▶ [Your instructions]: Extract all lines from the data beneath that include the word "xlabel".

::::::

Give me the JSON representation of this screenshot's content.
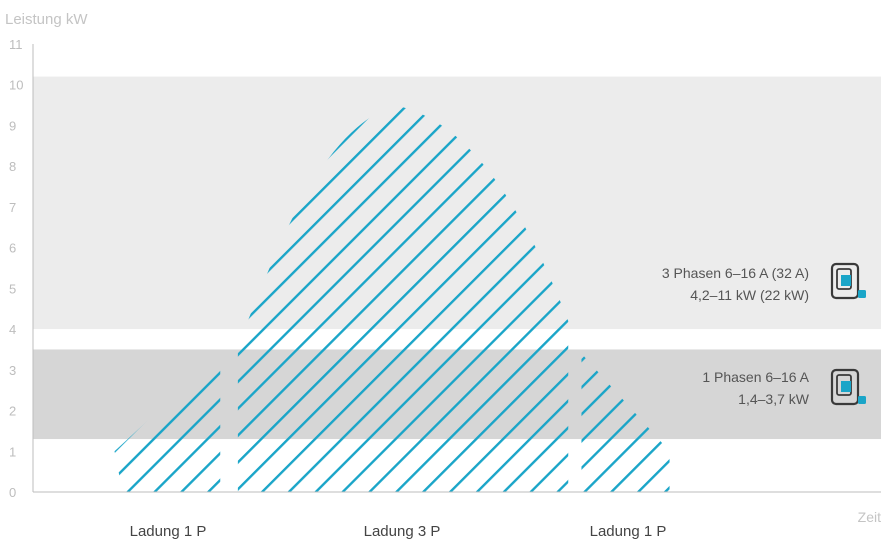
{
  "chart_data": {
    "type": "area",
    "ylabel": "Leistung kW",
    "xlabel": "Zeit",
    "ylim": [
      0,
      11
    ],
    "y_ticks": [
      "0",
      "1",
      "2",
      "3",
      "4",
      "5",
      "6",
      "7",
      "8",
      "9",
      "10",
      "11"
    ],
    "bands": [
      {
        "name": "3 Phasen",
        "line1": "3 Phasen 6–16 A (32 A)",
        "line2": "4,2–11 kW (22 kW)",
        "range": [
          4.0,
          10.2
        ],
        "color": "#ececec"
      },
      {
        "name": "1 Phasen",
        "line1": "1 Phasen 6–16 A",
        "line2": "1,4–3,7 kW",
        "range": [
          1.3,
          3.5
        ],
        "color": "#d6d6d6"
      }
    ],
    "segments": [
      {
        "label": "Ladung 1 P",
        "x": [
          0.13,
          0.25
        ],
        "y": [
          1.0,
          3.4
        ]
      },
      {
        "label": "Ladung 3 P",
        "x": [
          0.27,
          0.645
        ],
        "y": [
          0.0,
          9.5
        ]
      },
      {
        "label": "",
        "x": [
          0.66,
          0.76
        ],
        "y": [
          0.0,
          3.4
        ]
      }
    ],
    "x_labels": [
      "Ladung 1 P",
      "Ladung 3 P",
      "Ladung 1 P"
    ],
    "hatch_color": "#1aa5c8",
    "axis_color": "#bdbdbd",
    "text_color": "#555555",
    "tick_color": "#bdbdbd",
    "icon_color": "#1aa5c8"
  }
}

::::::

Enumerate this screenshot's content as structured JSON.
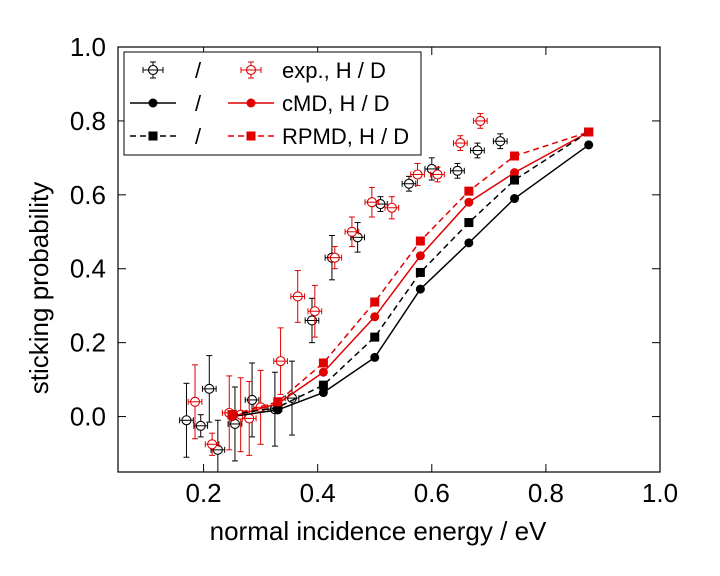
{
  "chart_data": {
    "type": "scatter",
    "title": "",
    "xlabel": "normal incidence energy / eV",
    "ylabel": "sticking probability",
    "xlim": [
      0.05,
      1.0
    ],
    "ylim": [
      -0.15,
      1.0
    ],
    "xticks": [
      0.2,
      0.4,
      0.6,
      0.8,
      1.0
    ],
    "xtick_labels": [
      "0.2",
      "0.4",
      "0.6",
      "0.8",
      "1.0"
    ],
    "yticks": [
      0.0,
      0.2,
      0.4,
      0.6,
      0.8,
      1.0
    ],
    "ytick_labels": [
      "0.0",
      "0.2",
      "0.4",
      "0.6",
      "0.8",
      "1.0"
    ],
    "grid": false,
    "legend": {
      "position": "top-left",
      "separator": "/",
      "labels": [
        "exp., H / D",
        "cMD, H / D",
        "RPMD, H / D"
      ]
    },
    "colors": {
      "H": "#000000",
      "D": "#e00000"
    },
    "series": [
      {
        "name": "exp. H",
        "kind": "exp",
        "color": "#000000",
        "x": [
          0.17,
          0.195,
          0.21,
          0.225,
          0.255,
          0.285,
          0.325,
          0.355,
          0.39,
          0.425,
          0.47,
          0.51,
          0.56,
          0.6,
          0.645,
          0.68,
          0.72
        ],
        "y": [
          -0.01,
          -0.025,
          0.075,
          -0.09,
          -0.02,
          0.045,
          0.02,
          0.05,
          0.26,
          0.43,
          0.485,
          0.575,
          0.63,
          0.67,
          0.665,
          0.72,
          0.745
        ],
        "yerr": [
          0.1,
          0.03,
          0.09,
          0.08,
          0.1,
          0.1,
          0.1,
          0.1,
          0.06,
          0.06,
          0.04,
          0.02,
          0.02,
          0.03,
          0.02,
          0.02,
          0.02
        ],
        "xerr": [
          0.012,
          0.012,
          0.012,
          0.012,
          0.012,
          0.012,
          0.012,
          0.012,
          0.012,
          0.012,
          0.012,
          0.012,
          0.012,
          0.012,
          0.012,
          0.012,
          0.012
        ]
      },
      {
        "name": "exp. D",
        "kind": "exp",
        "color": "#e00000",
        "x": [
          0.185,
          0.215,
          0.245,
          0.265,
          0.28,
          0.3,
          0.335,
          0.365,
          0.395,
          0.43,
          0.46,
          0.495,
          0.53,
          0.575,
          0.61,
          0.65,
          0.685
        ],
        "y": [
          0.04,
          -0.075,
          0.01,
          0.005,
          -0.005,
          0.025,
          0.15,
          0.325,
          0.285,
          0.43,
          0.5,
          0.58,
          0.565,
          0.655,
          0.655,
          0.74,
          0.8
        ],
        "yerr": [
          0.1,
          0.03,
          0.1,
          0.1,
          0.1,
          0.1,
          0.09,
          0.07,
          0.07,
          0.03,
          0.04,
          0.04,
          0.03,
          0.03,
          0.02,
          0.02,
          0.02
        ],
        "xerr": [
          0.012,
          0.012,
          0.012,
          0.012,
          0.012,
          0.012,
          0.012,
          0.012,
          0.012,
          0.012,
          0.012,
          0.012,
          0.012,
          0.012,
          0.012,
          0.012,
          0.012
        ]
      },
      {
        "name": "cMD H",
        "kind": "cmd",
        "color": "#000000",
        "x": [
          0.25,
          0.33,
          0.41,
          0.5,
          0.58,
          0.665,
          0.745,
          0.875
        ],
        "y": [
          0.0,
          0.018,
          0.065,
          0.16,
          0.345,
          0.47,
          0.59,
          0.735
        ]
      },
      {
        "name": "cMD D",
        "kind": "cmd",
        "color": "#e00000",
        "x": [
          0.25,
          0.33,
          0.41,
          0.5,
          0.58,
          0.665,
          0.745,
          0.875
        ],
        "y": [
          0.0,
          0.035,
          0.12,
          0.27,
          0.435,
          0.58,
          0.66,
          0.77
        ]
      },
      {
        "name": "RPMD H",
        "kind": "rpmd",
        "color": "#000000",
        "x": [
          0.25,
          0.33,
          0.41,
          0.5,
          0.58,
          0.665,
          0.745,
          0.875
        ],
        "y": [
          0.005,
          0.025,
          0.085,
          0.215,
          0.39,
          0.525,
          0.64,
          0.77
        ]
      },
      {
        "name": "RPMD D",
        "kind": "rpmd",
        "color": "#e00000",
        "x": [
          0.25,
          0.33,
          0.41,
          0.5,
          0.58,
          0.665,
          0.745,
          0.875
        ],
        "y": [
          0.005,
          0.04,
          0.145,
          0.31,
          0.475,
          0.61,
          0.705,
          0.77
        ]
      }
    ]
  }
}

::::::

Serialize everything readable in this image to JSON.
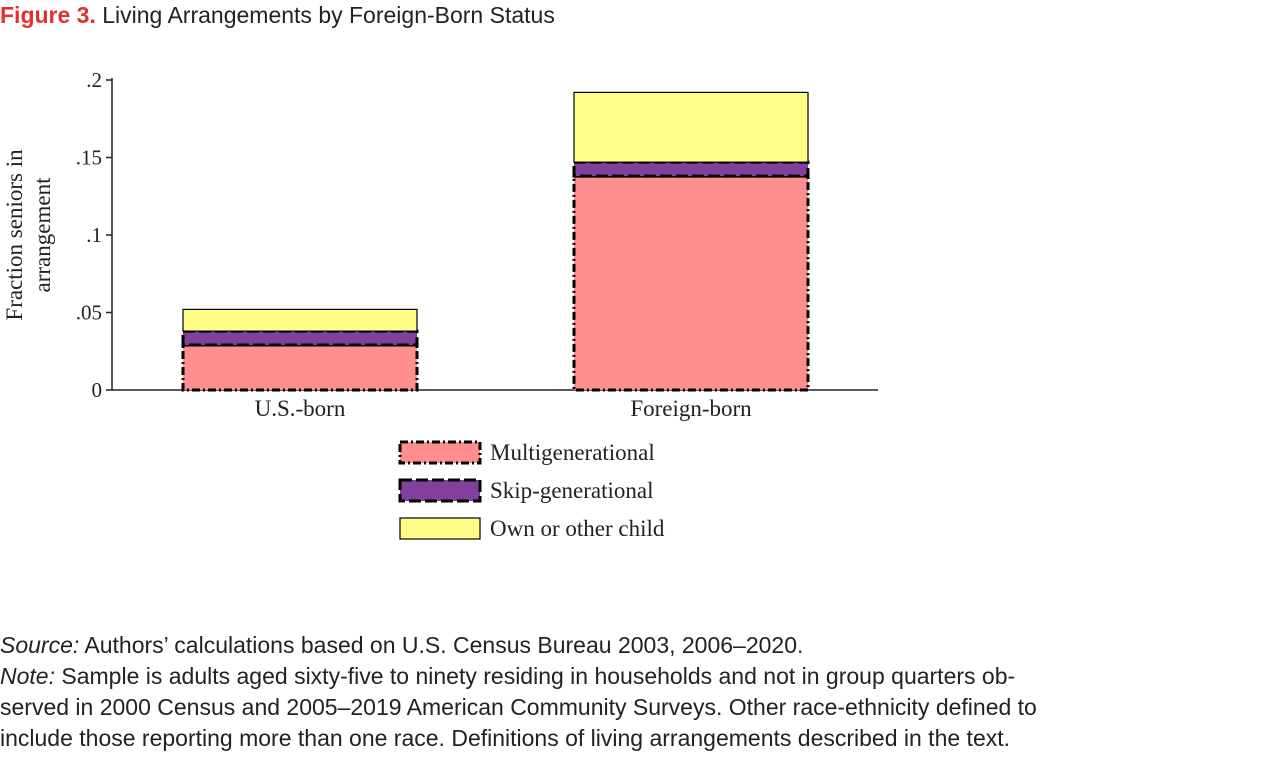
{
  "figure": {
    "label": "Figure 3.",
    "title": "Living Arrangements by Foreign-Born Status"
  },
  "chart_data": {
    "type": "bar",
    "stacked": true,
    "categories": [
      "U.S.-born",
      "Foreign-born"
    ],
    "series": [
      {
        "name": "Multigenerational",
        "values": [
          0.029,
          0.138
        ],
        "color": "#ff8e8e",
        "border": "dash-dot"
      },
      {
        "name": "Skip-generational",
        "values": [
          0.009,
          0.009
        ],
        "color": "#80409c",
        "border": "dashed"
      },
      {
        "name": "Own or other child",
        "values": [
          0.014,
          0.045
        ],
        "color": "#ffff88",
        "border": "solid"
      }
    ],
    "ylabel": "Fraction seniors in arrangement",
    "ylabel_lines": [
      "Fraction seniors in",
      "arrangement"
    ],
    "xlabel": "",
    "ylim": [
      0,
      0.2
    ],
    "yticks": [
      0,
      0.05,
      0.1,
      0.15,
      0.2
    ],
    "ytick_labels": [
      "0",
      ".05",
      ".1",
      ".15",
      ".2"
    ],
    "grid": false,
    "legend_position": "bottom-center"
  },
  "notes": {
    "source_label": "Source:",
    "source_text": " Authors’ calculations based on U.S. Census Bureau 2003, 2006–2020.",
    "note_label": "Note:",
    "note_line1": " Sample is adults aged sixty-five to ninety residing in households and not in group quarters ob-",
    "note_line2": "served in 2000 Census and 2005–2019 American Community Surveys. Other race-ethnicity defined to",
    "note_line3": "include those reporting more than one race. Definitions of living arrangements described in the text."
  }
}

::::::

▶ [Result of this task]:
    "xlabel": "Zeit",
    "xlabel": "normal incidence energy / eV",
    "xlabel": "",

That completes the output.